** BEGIN Exercise material **
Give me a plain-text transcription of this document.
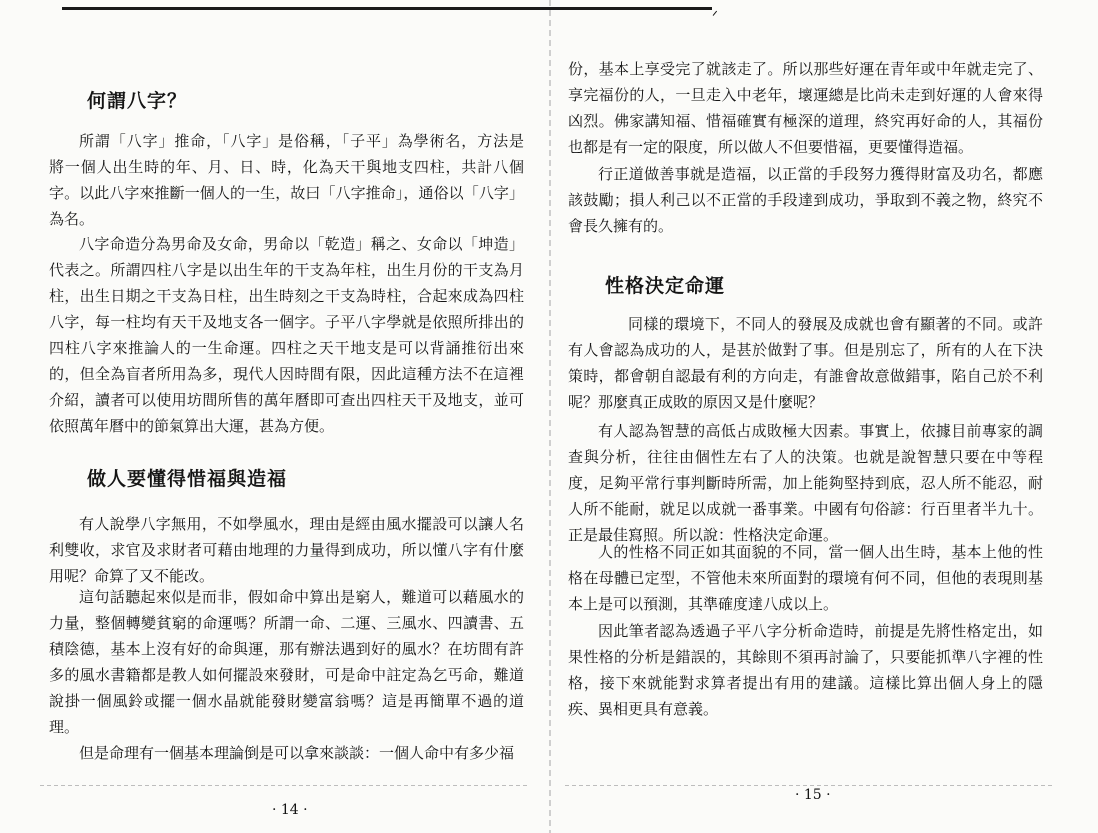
ᐟ
何謂八字？
做人要懂得惜福與造福
所謂「八字」推命，「八字」是俗稱，「子平」為學術名，方法是
將一個人出生時的年、月、日、時，化為天干與地支四柱，共計八個
字。以此八字來推斷一個人的一生，故曰「八字推命」，通俗以「八字」
為名。
八字命造分為男命及女命，男命以「乾造」稱之、女命以「坤造」
代表之。所謂四柱八字是以出生年的干支為年柱，出生月份的干支為月
柱，出生日期之干支為日柱，出生時刻之干支為時柱，合起來成為四柱
八字，每一柱均有天干及地支各一個字。子平八字學就是依照所排出的
四柱八字來推論人的一生命運。四柱之天干地支是可以背誦推衍出來
的，但全為盲者所用為多，現代人因時間有限，因此這種方法不在這裡
介紹，讀者可以使用坊間所售的萬年曆即可查出四柱天干及地支，並可
依照萬年曆中的節氣算出大運，甚為方便。
有人說學八字無用，不如學風水，理由是經由風水擺設可以讓人名
利雙收，求官及求財者可藉由地理的力量得到成功，所以懂八字有什麼
用呢？命算了又不能改。
這句話聽起來似是而非，假如命中算出是窮人，難道可以藉風水的
力量，整個轉變貧窮的命運嗎？所謂一命、二運、三風水、四讀書、五
積陰德，基本上沒有好的命與運，那有辦法遇到好的風水？在坊間有許
多的風水書籍都是教人如何擺設來發財，可是命中註定為乞丐命，難道
說掛一個風鈴或擺一個水晶就能發財變富翁嗎？這是再簡單不過的道
理。
但是命理有一個基本理論倒是可以拿來談談：一個人命中有多少福
· 14 ·
性格決定命運
份，基本上享受完了就該走了。所以那些好運在青年或中年就走完了、
享完福份的人，一旦走入中老年，壞運總是比尚未走到好運的人會來得
凶烈。佛家講知福、惜福確實有極深的道理，終究再好命的人，其福份
也都是有一定的限度，所以做人不但要惜福，更要懂得造福。
行正道做善事就是造福，以正當的手段努力獲得財富及功名，都應
該鼓勵；損人利己以不正當的手段達到成功，爭取到不義之物，終究不
會長久擁有的。
同樣的環境下，不同人的發展及成就也會有顯著的不同。或許
有人會認為成功的人，是甚於做對了事。但是別忘了，所有的人在下決
策時，都會朝自認最有利的方向走，有誰會故意做錯事，陷自己於不利
呢？那麼真正成敗的原因又是什麼呢？
有人認為智慧的高低占成敗極大因素。事實上，依據目前專家的調
查與分析，往往由個性左右了人的決策。也就是說智慧只要在中等程
度，足夠平常行事判斷時所需，加上能夠堅持到底，忍人所不能忍，耐
人所不能耐，就足以成就一番事業。中國有句俗諺：行百里者半九十。
正是最佳寫照。所以說：性格決定命運。
人的性格不同正如其面貌的不同，當一個人出生時，基本上他的性
格在母體已定型，不管他未來所面對的環境有何不同，但他的表現則基
本上是可以預測，其準確度達八成以上。
因此筆者認為透過子平八字分析命造時，前提是先將性格定出，如
果性格的分析是錯誤的，其餘則不須再討論了，只要能抓準八字裡的性
格，接下來就能對求算者提出有用的建議。這樣比算出個人身上的隱
疾、異相更具有意義。
· 15 ·
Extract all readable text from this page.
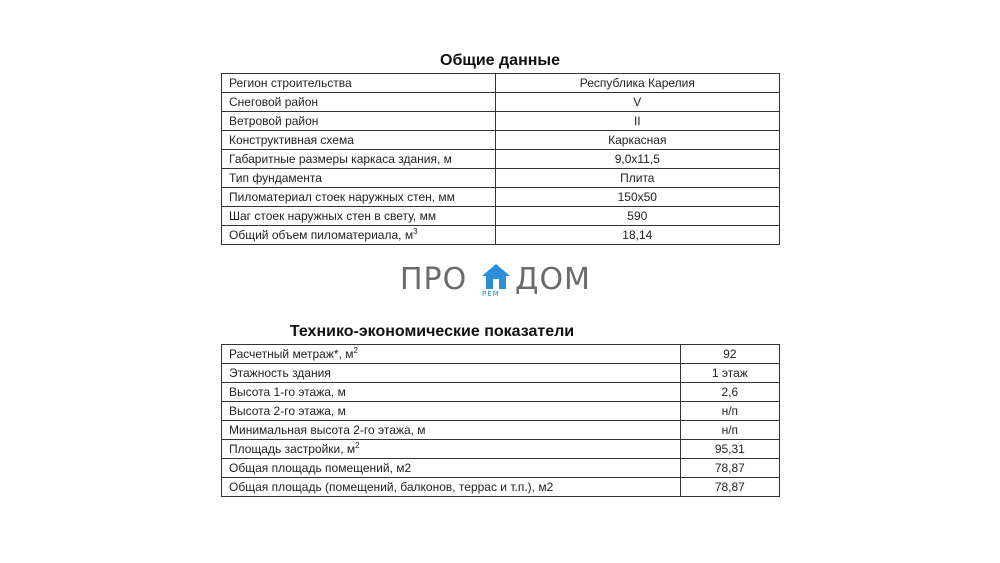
Общие данные
Регион строительства	Республика Карелия
Снеговой район	V
Ветровой район	II
Конструктивная схема	Каркасная
Габаритные размеры каркаса здания, м	9,0х11,5
Тип фундамента	Плита
Пиломатериал стоек наружных стен, мм	150х50
Шаг стоек наружных стен в свету, мм	590
Общий объем пиломатериала, $м^3$	18,14
ПРО РЕМ ДОМ
Технико-экономические показатели
Расчетный метраж*, $м^2$	92
Этажность здания	1 этаж
Высота 1-го этажа, м	2,6
Высота 2-го этажа, м	н/п
Минимальная высота 2-го этажа, м	н/п
Площадь застройки, $м^2$	95,31
Общая площадь помещений, м2	78,87
Общая площадь (помещений, балконов, террас и т.п.), м2	78,87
** END Exercise material **
Short exercise » An exact transcription of all the entries is required, without the pictures.

Completed task »
Give me a plain-text transcription of this document.
ᐟ
何謂八字？
做人要懂得惜福與造福
所謂「八字」推命，「八字」是俗稱，「子平」為學術名，方法是
將一個人出生時的年、月、日、時，化為天干與地支四柱，共計八個
字。以此八字來推斷一個人的一生，故曰「八字推命」，通俗以「八字」
為名。
八字命造分為男命及女命，男命以「乾造」稱之、女命以「坤造」
代表之。所謂四柱八字是以出生年的干支為年柱，出生月份的干支為月
柱，出生日期之干支為日柱，出生時刻之干支為時柱，合起來成為四柱
八字，每一柱均有天干及地支各一個字。子平八字學就是依照所排出的
四柱八字來推論人的一生命運。四柱之天干地支是可以背誦推衍出來
的，但全為盲者所用為多，現代人因時間有限，因此這種方法不在這裡
介紹，讀者可以使用坊間所售的萬年曆即可查出四柱天干及地支，並可
依照萬年曆中的節氣算出大運，甚為方便。
有人說學八字無用，不如學風水，理由是經由風水擺設可以讓人名
利雙收，求官及求財者可藉由地理的力量得到成功，所以懂八字有什麼
用呢？命算了又不能改。
這句話聽起來似是而非，假如命中算出是窮人，難道可以藉風水的
力量，整個轉變貧窮的命運嗎？所謂一命、二運、三風水、四讀書、五
積陰德，基本上沒有好的命與運，那有辦法遇到好的風水？在坊間有許
多的風水書籍都是教人如何擺設來發財，可是命中註定為乞丐命，難道
說掛一個風鈴或擺一個水晶就能發財變富翁嗎？這是再簡單不過的道
理。
但是命理有一個基本理論倒是可以拿來談談：一個人命中有多少福
· 14 ·
性格決定命運
份，基本上享受完了就該走了。所以那些好運在青年或中年就走完了、
享完福份的人，一旦走入中老年，壞運總是比尚未走到好運的人會來得
凶烈。佛家講知福、惜福確實有極深的道理，終究再好命的人，其福份
也都是有一定的限度，所以做人不但要惜福，更要懂得造福。
行正道做善事就是造福，以正當的手段努力獲得財富及功名，都應
該鼓勵；損人利己以不正當的手段達到成功，爭取到不義之物，終究不
會長久擁有的。
同樣的環境下，不同人的發展及成就也會有顯著的不同。或許
有人會認為成功的人，是甚於做對了事。但是別忘了，所有的人在下決
策時，都會朝自認最有利的方向走，有誰會故意做錯事，陷自己於不利
呢？那麼真正成敗的原因又是什麼呢？
有人認為智慧的高低占成敗極大因素。事實上，依據目前專家的調
查與分析，往往由個性左右了人的決策。也就是說智慧只要在中等程
度，足夠平常行事判斷時所需，加上能夠堅持到底，忍人所不能忍，耐
人所不能耐，就足以成就一番事業。中國有句俗諺：行百里者半九十。
正是最佳寫照。所以說：性格決定命運。
人的性格不同正如其面貌的不同，當一個人出生時，基本上他的性
格在母體已定型，不管他未來所面對的環境有何不同，但他的表現則基
本上是可以預測，其準確度達八成以上。
因此筆者認為透過子平八字分析命造時，前提是先將性格定出，如
果性格的分析是錯誤的，其餘則不須再討論了，只要能抓準八字裡的性
格，接下來就能對求算者提出有用的建議。這樣比算出個人身上的隱
疾、異相更具有意義。
· 15 ·
Extract all readable text from this page.
Общие данные
Регион строительства	Республика Карелия
Снеговой район	V
Ветровой район	II
Конструктивная схема	Каркасная
Габаритные размеры каркаса здания, м	9,0х11,5
Тип фундамента	Плита
Пиломатериал стоек наружных стен, мм	150х50
Шаг стоек наружных стен в свету, мм	590
Общий объем пиломатериала, $м^3$	18,14
ПРО РЕМ ДОМ
Технико-экономические показатели
Расчетный метраж*, $м^2$	92
Этажность здания	1 этаж
Высота 1-го этажа, м	2,6
Высота 2-го этажа, м	н/п
Минимальная высота 2-го этажа, м	н/п
Площадь застройки, $м^2$	95,31
Общая площадь помещений, м2	78,87
Общая площадь (помещений, балконов, террас и т.п.), м2	78,87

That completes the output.